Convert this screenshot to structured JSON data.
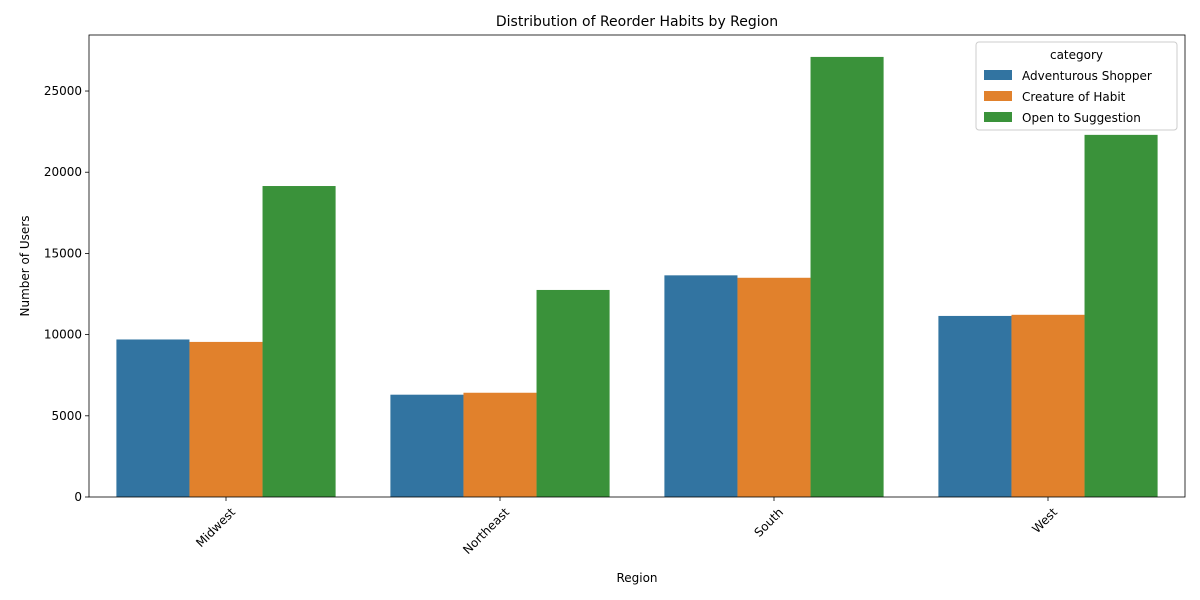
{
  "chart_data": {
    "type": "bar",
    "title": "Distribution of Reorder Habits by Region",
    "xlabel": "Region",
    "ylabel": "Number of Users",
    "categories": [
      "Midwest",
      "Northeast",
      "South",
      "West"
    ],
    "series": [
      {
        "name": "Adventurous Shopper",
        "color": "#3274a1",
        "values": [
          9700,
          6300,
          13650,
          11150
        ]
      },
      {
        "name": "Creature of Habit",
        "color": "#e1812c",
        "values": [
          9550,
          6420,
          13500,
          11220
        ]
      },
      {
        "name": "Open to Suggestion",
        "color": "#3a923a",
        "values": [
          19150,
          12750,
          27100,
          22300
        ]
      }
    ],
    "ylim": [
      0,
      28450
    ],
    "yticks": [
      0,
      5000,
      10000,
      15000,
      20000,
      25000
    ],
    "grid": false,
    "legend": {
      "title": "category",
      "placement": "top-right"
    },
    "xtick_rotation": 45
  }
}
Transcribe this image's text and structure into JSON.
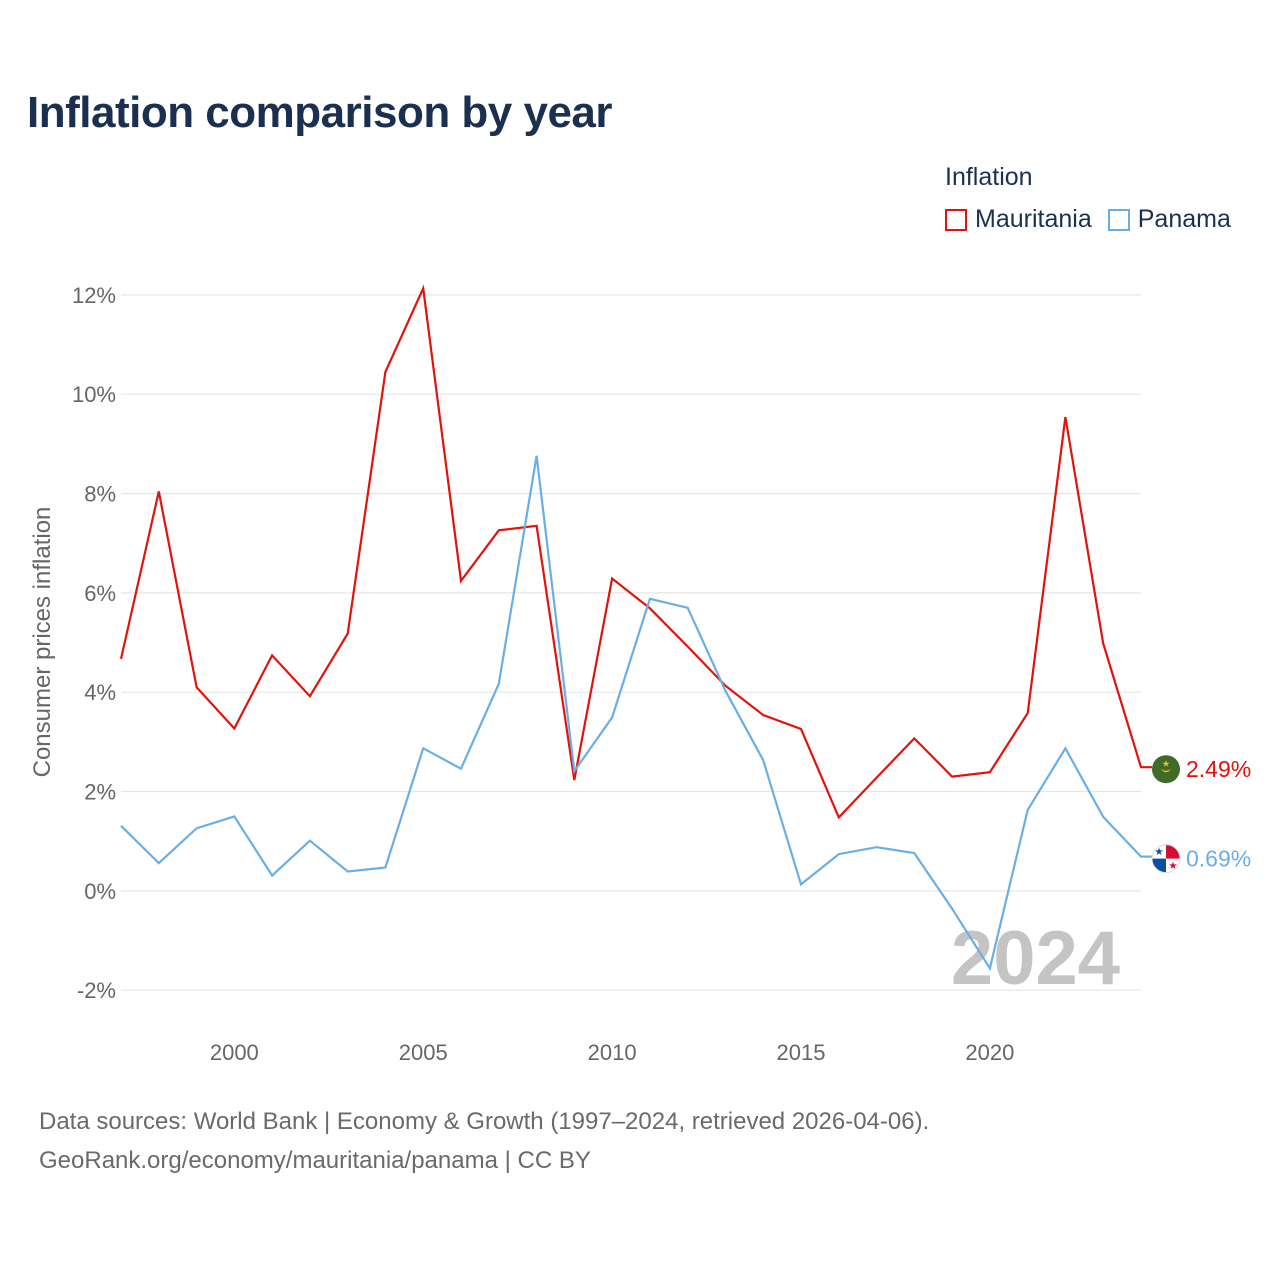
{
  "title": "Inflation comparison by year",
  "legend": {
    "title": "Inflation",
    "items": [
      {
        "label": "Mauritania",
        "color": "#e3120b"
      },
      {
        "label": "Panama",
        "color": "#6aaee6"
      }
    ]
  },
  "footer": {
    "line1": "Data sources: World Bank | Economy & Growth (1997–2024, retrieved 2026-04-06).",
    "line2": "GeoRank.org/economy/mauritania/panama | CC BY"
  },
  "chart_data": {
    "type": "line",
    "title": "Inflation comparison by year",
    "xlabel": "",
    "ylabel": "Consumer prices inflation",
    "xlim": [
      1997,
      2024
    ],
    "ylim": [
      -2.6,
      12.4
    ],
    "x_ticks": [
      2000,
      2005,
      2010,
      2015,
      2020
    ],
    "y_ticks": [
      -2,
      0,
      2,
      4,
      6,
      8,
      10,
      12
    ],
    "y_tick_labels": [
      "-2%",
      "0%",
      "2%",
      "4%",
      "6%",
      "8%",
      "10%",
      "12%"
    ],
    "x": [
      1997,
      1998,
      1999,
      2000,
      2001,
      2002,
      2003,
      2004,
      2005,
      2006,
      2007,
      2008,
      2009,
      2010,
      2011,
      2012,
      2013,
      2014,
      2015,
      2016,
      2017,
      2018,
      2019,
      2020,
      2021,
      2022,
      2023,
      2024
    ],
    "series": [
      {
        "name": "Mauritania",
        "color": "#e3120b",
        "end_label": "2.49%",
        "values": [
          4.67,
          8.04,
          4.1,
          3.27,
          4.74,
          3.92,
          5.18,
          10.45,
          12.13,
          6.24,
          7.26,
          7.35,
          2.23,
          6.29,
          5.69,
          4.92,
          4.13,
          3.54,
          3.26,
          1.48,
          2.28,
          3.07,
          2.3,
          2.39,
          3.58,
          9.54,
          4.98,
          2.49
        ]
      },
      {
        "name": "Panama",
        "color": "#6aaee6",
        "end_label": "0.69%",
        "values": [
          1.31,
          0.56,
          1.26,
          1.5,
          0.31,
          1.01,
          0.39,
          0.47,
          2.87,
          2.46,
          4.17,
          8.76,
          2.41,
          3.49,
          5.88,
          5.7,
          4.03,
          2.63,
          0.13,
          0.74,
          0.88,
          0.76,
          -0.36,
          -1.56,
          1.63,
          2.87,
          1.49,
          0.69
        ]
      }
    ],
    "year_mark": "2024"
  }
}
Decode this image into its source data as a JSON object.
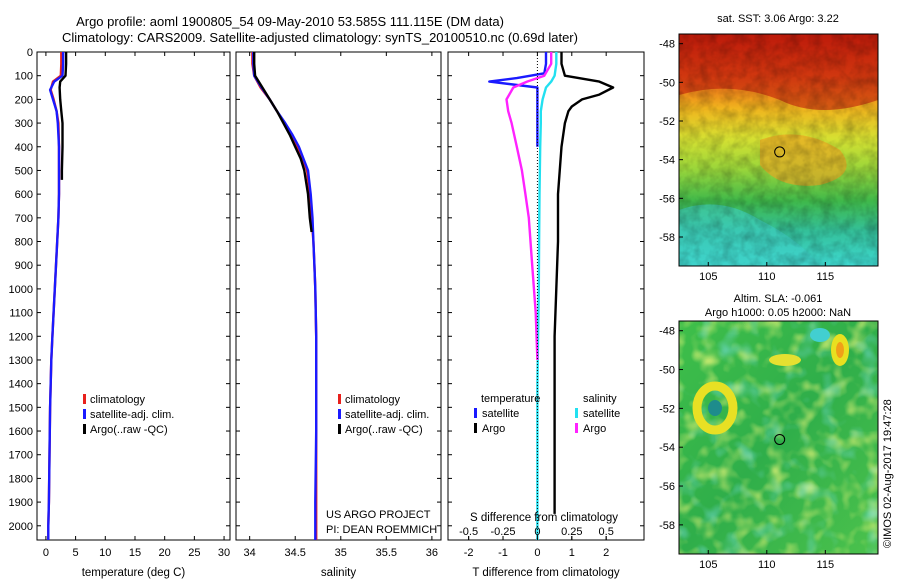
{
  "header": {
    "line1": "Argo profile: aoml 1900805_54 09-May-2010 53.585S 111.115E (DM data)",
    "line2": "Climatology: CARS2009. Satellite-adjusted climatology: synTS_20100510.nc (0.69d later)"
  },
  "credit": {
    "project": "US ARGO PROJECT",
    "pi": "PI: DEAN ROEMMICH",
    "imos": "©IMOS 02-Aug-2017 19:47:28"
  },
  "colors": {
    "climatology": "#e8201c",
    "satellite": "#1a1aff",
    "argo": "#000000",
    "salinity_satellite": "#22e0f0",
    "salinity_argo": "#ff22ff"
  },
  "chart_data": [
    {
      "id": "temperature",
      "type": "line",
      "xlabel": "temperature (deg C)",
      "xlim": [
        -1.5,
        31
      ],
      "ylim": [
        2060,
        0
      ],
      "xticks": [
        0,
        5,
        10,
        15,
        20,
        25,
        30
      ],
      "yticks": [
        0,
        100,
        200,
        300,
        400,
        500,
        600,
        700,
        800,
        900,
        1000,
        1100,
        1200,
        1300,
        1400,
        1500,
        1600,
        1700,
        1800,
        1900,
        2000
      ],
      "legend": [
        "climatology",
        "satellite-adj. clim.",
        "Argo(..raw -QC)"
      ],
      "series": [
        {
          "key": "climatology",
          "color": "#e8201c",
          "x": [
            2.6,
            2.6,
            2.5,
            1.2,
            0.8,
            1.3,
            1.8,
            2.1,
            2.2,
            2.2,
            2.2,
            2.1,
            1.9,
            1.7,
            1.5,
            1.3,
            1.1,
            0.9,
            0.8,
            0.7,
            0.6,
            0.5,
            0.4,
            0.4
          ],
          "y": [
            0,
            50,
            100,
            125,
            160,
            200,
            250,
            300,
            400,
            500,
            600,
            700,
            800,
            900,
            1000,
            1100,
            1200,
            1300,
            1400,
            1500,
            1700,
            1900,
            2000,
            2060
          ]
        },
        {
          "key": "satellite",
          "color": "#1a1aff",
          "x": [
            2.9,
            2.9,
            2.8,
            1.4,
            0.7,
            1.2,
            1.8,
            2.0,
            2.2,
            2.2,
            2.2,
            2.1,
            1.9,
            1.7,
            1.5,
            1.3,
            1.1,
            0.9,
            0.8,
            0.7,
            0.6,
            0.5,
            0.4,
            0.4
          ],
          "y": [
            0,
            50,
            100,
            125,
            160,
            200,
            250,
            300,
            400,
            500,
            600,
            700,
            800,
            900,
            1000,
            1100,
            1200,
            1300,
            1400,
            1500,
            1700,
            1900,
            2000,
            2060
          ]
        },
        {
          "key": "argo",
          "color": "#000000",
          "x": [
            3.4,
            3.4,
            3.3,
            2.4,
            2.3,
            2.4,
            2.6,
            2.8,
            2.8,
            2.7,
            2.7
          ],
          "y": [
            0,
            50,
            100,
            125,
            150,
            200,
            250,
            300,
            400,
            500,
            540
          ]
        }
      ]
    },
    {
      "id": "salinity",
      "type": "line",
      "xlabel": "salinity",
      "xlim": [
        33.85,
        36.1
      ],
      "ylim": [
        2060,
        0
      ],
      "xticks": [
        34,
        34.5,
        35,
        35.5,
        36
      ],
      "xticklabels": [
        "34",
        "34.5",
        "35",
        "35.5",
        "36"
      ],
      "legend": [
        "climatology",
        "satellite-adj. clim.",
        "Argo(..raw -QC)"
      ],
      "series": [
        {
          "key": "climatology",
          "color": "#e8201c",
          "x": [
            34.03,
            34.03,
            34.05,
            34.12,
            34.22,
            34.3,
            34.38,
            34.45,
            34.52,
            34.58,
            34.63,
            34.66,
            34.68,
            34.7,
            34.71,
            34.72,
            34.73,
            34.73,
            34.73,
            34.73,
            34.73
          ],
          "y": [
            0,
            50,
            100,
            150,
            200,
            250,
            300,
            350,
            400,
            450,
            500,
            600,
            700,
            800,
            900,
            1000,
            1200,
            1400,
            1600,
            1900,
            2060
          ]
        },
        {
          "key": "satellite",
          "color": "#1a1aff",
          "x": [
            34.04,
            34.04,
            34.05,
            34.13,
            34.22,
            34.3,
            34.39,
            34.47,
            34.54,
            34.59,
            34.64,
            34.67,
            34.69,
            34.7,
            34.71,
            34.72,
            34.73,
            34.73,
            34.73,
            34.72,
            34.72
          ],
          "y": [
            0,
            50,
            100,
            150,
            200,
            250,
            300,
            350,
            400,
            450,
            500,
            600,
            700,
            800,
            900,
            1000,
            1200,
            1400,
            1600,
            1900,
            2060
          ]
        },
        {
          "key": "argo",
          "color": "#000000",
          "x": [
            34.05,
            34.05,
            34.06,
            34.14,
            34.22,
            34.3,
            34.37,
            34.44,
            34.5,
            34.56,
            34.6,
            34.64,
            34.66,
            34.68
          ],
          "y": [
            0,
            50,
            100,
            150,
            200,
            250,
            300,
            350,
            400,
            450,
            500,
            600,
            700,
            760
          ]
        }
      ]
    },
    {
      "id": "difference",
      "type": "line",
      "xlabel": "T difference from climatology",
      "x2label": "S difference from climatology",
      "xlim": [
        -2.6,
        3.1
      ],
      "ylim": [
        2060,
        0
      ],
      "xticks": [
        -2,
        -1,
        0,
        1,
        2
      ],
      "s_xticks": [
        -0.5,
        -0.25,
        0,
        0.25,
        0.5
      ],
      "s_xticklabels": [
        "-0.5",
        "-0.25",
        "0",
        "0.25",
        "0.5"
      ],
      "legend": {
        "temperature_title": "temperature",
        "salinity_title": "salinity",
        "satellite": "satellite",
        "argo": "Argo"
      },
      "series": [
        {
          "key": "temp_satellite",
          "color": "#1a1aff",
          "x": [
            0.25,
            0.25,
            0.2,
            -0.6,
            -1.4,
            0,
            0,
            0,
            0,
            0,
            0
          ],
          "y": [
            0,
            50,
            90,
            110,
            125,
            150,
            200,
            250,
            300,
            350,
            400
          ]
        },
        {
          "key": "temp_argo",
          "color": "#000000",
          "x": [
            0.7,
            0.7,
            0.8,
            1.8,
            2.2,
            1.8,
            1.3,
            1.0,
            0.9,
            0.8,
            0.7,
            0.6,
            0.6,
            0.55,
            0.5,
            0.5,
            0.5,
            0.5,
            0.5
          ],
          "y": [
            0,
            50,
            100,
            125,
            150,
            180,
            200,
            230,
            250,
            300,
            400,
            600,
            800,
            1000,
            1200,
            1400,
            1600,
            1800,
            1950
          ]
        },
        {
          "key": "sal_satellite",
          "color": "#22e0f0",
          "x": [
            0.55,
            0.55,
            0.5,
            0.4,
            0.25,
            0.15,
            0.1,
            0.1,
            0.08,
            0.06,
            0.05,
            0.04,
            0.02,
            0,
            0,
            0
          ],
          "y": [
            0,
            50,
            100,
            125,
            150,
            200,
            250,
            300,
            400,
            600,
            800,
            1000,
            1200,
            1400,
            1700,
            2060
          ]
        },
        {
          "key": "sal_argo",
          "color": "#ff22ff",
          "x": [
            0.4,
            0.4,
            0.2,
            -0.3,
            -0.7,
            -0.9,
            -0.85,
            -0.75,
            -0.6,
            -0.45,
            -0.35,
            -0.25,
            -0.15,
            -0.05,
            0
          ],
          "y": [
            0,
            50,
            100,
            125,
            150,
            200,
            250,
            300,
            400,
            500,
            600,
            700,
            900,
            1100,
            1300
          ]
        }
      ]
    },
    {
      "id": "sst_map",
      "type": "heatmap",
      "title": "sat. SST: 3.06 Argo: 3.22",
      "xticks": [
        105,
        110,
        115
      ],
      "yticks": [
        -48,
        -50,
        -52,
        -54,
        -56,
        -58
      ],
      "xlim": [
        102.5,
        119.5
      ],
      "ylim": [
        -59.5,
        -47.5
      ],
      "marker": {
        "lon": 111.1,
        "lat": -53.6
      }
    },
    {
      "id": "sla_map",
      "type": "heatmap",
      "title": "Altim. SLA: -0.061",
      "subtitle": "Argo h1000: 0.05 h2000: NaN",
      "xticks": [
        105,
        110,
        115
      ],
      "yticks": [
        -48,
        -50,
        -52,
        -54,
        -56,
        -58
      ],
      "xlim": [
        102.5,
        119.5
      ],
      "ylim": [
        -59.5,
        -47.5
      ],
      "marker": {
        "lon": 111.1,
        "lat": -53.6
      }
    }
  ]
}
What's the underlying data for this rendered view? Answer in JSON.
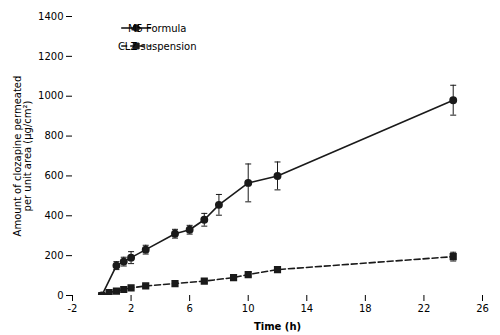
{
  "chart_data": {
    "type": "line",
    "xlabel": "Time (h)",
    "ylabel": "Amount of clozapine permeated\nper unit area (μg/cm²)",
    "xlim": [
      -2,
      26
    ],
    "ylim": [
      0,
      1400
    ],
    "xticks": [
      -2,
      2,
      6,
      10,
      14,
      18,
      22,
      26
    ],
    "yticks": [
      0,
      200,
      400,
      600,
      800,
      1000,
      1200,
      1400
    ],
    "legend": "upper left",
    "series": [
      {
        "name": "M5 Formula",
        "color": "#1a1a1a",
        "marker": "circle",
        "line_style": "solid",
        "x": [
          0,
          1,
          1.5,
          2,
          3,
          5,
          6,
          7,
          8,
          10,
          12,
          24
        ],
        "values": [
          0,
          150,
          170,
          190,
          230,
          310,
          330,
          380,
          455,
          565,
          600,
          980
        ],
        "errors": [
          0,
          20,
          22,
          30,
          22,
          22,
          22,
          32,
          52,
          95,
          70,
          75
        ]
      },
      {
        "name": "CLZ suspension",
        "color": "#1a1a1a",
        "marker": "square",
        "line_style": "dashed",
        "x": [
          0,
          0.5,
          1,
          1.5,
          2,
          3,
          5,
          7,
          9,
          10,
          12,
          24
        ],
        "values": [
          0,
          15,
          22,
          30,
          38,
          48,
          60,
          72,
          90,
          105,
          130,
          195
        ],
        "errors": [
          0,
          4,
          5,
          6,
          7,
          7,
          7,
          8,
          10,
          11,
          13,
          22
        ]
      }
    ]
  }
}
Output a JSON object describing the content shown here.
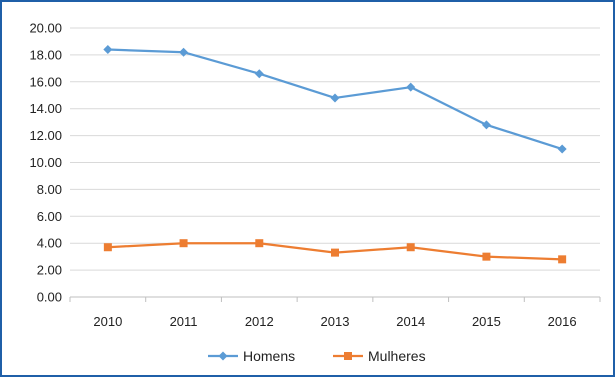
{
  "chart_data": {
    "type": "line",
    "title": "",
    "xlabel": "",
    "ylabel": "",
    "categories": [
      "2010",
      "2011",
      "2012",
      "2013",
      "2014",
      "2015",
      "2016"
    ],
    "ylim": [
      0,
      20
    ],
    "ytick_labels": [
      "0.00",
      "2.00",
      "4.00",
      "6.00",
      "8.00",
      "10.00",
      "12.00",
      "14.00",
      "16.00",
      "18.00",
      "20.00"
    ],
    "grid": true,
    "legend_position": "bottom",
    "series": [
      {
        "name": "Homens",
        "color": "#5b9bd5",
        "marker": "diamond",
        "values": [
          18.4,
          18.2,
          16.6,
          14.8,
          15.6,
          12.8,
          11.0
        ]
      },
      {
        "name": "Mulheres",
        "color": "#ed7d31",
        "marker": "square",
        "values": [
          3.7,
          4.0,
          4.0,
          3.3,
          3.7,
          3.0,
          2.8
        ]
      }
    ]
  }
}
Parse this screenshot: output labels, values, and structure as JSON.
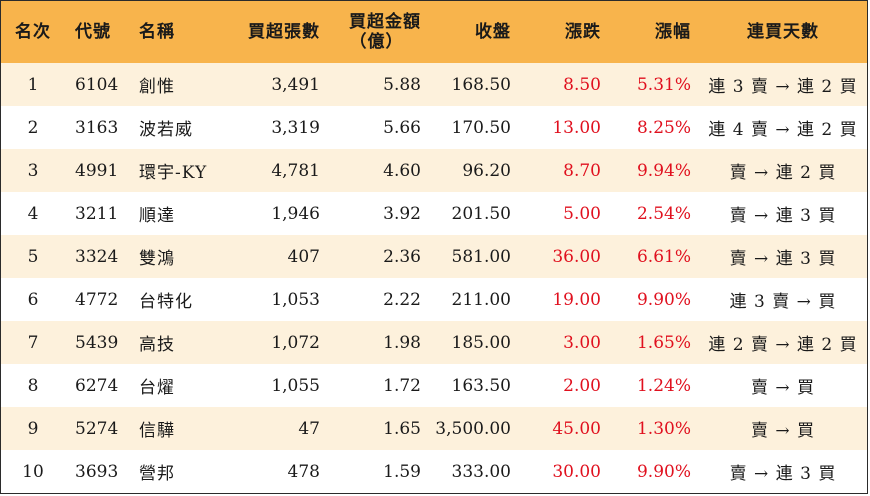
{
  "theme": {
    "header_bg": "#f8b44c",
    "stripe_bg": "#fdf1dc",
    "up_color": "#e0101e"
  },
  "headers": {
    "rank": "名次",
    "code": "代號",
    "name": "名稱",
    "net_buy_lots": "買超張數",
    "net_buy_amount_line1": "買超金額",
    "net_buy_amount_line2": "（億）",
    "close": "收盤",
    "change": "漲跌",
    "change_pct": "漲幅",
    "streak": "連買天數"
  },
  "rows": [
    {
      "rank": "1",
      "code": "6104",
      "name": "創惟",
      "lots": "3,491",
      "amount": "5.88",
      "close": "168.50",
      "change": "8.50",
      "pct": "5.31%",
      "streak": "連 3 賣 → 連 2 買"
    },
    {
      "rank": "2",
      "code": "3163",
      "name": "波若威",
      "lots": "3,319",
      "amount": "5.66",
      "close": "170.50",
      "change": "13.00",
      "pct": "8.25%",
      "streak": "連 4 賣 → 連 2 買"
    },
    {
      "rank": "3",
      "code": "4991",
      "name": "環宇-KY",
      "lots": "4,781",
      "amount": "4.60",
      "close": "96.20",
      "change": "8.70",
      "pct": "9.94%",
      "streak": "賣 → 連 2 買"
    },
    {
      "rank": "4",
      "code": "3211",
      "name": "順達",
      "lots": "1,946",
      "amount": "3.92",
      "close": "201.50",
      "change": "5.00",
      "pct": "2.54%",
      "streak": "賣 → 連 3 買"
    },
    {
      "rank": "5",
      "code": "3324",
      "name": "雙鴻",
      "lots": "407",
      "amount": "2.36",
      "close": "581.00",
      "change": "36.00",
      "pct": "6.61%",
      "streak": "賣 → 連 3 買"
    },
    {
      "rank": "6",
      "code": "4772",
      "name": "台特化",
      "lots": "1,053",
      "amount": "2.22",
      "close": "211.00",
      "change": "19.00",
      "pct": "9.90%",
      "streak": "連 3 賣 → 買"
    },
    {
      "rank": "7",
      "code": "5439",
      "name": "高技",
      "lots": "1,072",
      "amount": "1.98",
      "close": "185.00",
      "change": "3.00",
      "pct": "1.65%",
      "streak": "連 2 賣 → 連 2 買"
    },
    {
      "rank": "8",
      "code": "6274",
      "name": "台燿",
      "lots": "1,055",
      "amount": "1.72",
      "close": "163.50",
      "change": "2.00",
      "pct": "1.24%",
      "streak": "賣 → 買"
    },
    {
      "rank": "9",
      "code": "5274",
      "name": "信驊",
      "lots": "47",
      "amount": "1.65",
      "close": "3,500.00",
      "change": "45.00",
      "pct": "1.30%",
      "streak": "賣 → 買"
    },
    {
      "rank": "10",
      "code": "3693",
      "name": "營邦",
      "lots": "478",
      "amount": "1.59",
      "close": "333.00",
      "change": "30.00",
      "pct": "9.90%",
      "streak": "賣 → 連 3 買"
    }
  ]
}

:::::

**WHAT THE EXERCISE ASKS**
Your answer should be only a number: how many lines of the data above contain the string "this"?

**WORKED ANSWER**
5